[Records from a collection of figures]
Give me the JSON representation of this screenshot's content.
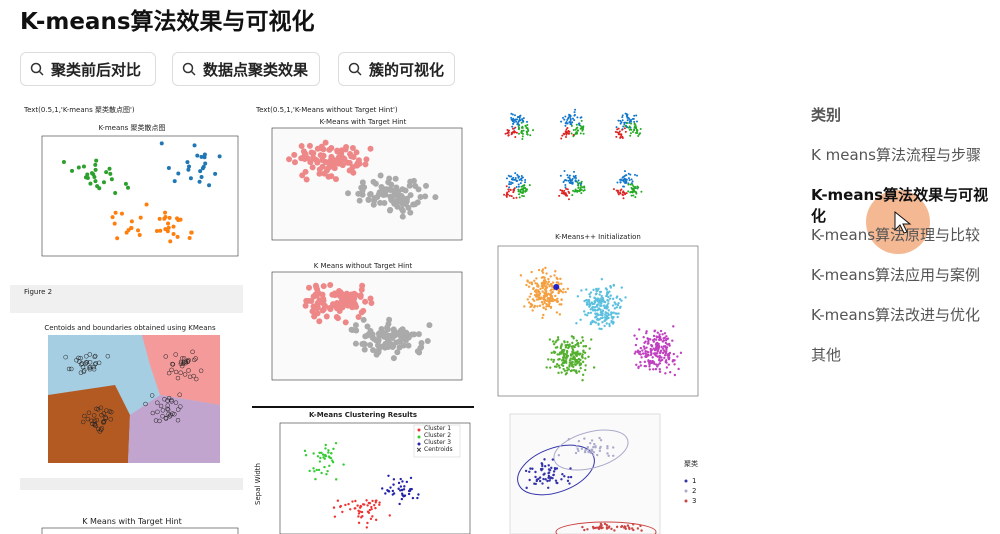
{
  "header": {
    "title": "K-means算法效果与可视化"
  },
  "search_chips": [
    "聚类前后对比",
    "数据点聚类效果",
    "簇的可视化"
  ],
  "sidebar": {
    "heading": "类别",
    "items": [
      "K means算法流程与步骤",
      "K-means算法效果与可视化",
      "K-means算法原理与比较",
      "K-means算法应用与案例",
      "K-means算法改进与优化",
      "其他"
    ]
  },
  "gallery": [
    {
      "caption": "Text(0.5,1,'K-means 聚类散点图')",
      "title": "K-means 聚类散点图"
    },
    {
      "caption": "Text(0.5,1,'K-Means without Target Hint')",
      "title": "K-Means with Target Hint"
    },
    {
      "title": "K Means without Target Hint"
    },
    {
      "caption": "Figure 2",
      "title": "Centoids and boundaries obtained using KMeans"
    },
    {
      "title": "K-Means Clustering Results",
      "y_label": "Sepal Width",
      "legend": [
        "Cluster 1",
        "Cluster 2",
        "Cluster 3",
        "Centroids"
      ]
    },
    {
      "title": "K-Means++ Initialization"
    },
    {
      "title": "K Means with Target Hint"
    },
    {
      "legend_title": "聚类",
      "legend": [
        "1",
        "2",
        "3"
      ]
    }
  ]
}
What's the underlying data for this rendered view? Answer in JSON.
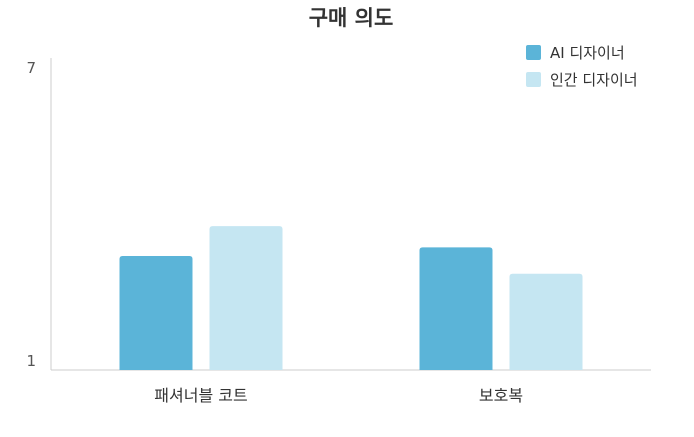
{
  "chart_data": {
    "type": "bar",
    "title": "구매 의도",
    "xlabel": "",
    "ylabel": "",
    "categories": [
      "패셔너블 코트",
      "보호복"
    ],
    "series": [
      {
        "name": "AI 디자이너",
        "values": [
          3.25,
          3.42
        ],
        "color": "#5bb4d8"
      },
      {
        "name": "인간 디자이너",
        "values": [
          3.84,
          2.9
        ],
        "color": "#c5e6f2"
      }
    ],
    "ylim": [
      1,
      7
    ],
    "yticks": [
      "1",
      "7"
    ],
    "grid": false,
    "legend": "top-right"
  }
}
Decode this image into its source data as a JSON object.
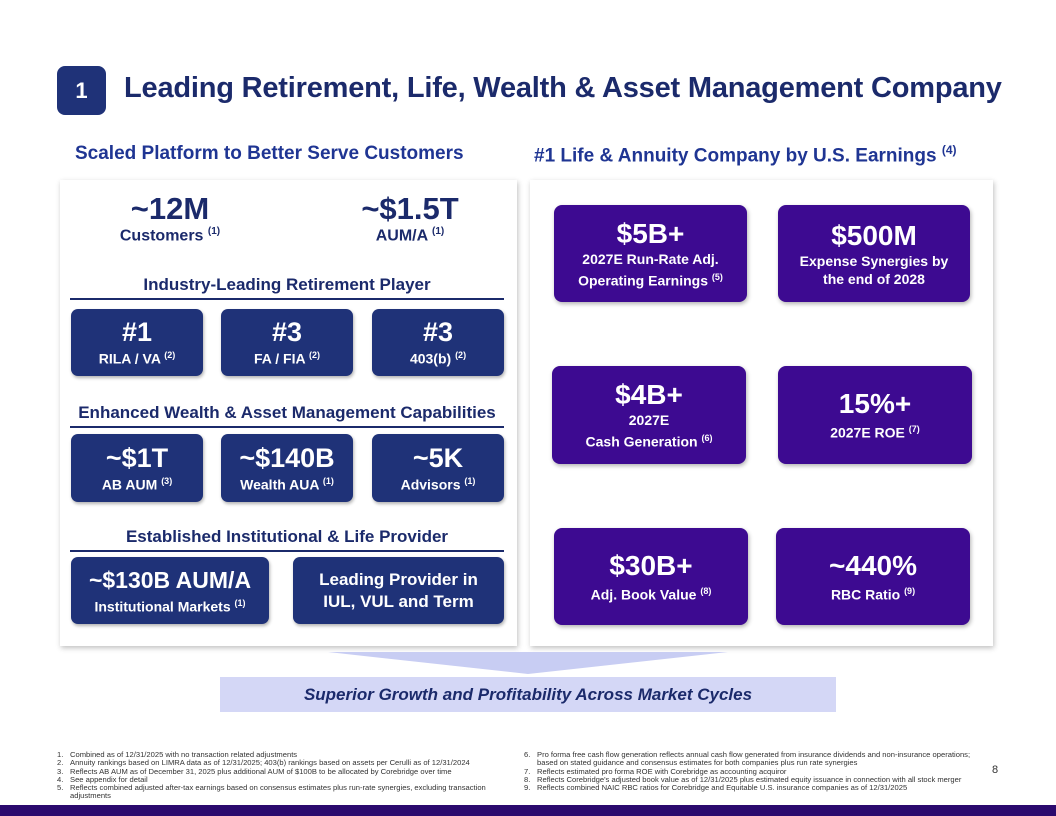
{
  "header": {
    "badge": "1",
    "title": "Leading Retirement, Life, Wealth & Asset Management Company"
  },
  "left": {
    "heading": "Scaled Platform to Better Serve Customers",
    "stats": [
      {
        "value": "~12M",
        "label": "Customers",
        "note": "(1)"
      },
      {
        "value": "~$1.5T",
        "label": "AUM/A",
        "note": "(1)"
      }
    ],
    "retirement": {
      "heading": "Industry-Leading Retirement Player",
      "boxes": [
        {
          "value": "#1",
          "label": "RILA / VA",
          "note": "(2)"
        },
        {
          "value": "#3",
          "label": "FA / FIA",
          "note": "(2)"
        },
        {
          "value": "#3",
          "label": "403(b)",
          "note": "(2)"
        }
      ]
    },
    "wealth": {
      "heading": "Enhanced Wealth & Asset Management Capabilities",
      "boxes": [
        {
          "value": "~$1T",
          "label": "AB AUM",
          "note": "(3)"
        },
        {
          "value": "~$140B",
          "label": "Wealth AUA",
          "note": "(1)"
        },
        {
          "value": "~5K",
          "label": "Advisors",
          "note": "(1)"
        }
      ]
    },
    "institutional": {
      "heading": "Established Institutional & Life Provider",
      "box1": {
        "value": "~$130B AUM/A",
        "label": "Institutional Markets",
        "note": "(1)"
      },
      "box2": {
        "line1": "Leading Provider in",
        "line2": "IUL, VUL and Term"
      }
    }
  },
  "right": {
    "heading": "#1 Life & Annuity Company by U.S. Earnings",
    "heading_note": "(4)",
    "boxes": [
      {
        "value": "$5B+",
        "line1": "2027E Run-Rate Adj.",
        "line2": "Operating Earnings",
        "note": "(5)"
      },
      {
        "value": "$500M",
        "line1": "Expense Synergies by",
        "line2": "the end of 2028",
        "note": ""
      },
      {
        "value": "$4B+",
        "line1": "2027E",
        "line2": "Cash Generation",
        "note": "(6)"
      },
      {
        "value": "15%+",
        "line1": "",
        "line2": "2027E ROE",
        "note": "(7)"
      },
      {
        "value": "$30B+",
        "line1": "",
        "line2": "Adj. Book Value",
        "note": "(8)"
      },
      {
        "value": "~440%",
        "line1": "",
        "line2": "RBC Ratio",
        "note": "(9)"
      }
    ]
  },
  "banner": "Superior Growth and Profitability Across Market Cycles",
  "footnotes_left": [
    {
      "n": "1.",
      "t": "Combined as of 12/31/2025 with no transaction related adjustments"
    },
    {
      "n": "2.",
      "t": "Annuity rankings based on LIMRA data as of 12/31/2025; 403(b) rankings based on assets per Cerulli as of 12/31/2024"
    },
    {
      "n": "3.",
      "t": "Reflects AB AUM as of December 31, 2025 plus additional AUM of $100B to be allocated by Corebridge over time"
    },
    {
      "n": "4.",
      "t": "See appendix for detail"
    },
    {
      "n": "5.",
      "t": "Reflects combined adjusted after-tax earnings based on consensus estimates plus run-rate synergies, excluding transaction adjustments"
    }
  ],
  "footnotes_right": [
    {
      "n": "6.",
      "t": "Pro forma free cash flow generation reflects annual cash flow generated from insurance dividends and non-insurance operations; based on stated guidance and consensus estimates for both companies plus run rate synergies"
    },
    {
      "n": "7.",
      "t": "Reflects estimated pro forma ROE with Corebridge as accounting acquiror"
    },
    {
      "n": "8.",
      "t": "Reflects Corebridge's adjusted book value as of 12/31/2025 plus estimated equity issuance in connection with all stock merger"
    },
    {
      "n": "9.",
      "t": "Reflects combined NAIC RBC ratios for Corebridge and Equitable U.S. insurance companies as of 12/31/2025"
    }
  ],
  "page_number": "8"
}
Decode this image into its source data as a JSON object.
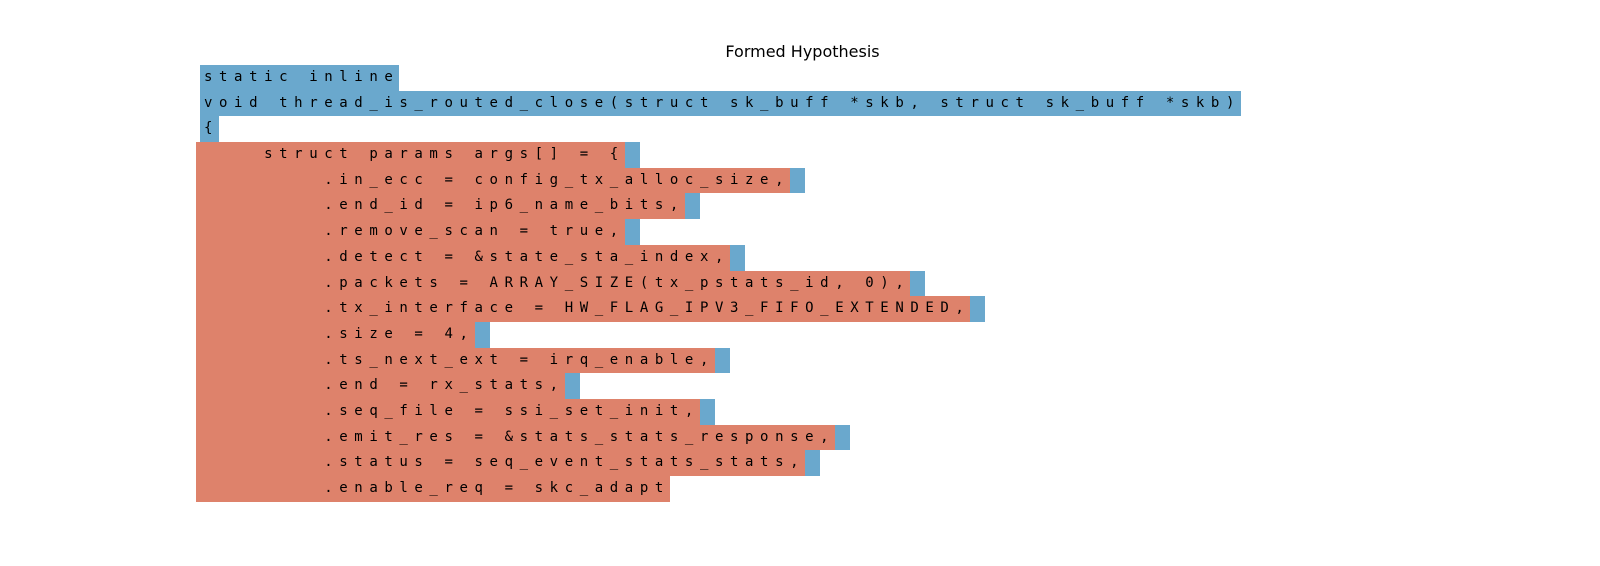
{
  "title": "Formed Hypothesis",
  "colors": {
    "context": "#6aa8cd",
    "hypothesis": "#de826b",
    "text": "#000000",
    "background": "#ffffff"
  },
  "code_lines": [
    {
      "segments": [
        {
          "text": "static inline",
          "kind": "context"
        }
      ],
      "newline": "none"
    },
    {
      "segments": [
        {
          "text": "void thread_is_routed_close(struct sk_buff *skb, struct sk_buff *skb)",
          "kind": "context"
        }
      ],
      "newline": "none"
    },
    {
      "segments": [
        {
          "text": "{",
          "kind": "context"
        }
      ],
      "newline": "none"
    },
    {
      "segments": [
        {
          "text": "    struct params args[] = {",
          "kind": "hypothesis"
        }
      ],
      "newline": "context"
    },
    {
      "segments": [
        {
          "text": "        .in_ecc = config_tx_alloc_size,",
          "kind": "hypothesis"
        }
      ],
      "newline": "context"
    },
    {
      "segments": [
        {
          "text": "        .end_id = ip6_name_bits,",
          "kind": "hypothesis"
        }
      ],
      "newline": "context"
    },
    {
      "segments": [
        {
          "text": "        .remove_scan = true,",
          "kind": "hypothesis"
        }
      ],
      "newline": "context"
    },
    {
      "segments": [
        {
          "text": "        .detect = &state_sta_index,",
          "kind": "hypothesis"
        }
      ],
      "newline": "context"
    },
    {
      "segments": [
        {
          "text": "        .packets = ARRAY_SIZE(tx_pstats_id, 0),",
          "kind": "hypothesis"
        }
      ],
      "newline": "context"
    },
    {
      "segments": [
        {
          "text": "        .tx_interface = HW_FLAG_IPV3_FIFO_EXTENDED,",
          "kind": "hypothesis"
        }
      ],
      "newline": "context"
    },
    {
      "segments": [
        {
          "text": "        .size = 4,",
          "kind": "hypothesis"
        }
      ],
      "newline": "context"
    },
    {
      "segments": [
        {
          "text": "        .ts_next_ext = irq_enable,",
          "kind": "hypothesis"
        }
      ],
      "newline": "context"
    },
    {
      "segments": [
        {
          "text": "        .end = rx_stats,",
          "kind": "hypothesis"
        }
      ],
      "newline": "context"
    },
    {
      "segments": [
        {
          "text": "        .seq_file = ssi_set_init,",
          "kind": "hypothesis"
        }
      ],
      "newline": "context"
    },
    {
      "segments": [
        {
          "text": "        .emit_res = &stats_stats_response,",
          "kind": "hypothesis"
        }
      ],
      "newline": "context"
    },
    {
      "segments": [
        {
          "text": "        .status = seq_event_stats_stats,",
          "kind": "hypothesis"
        }
      ],
      "newline": "context"
    },
    {
      "segments": [
        {
          "text": "        .enable_req = skc_adapt",
          "kind": "hypothesis"
        }
      ],
      "newline": "none"
    }
  ]
}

### Problem statement
Considering only the records above, state the number of lines that include the word "based", with nothing added.

### Completed task
3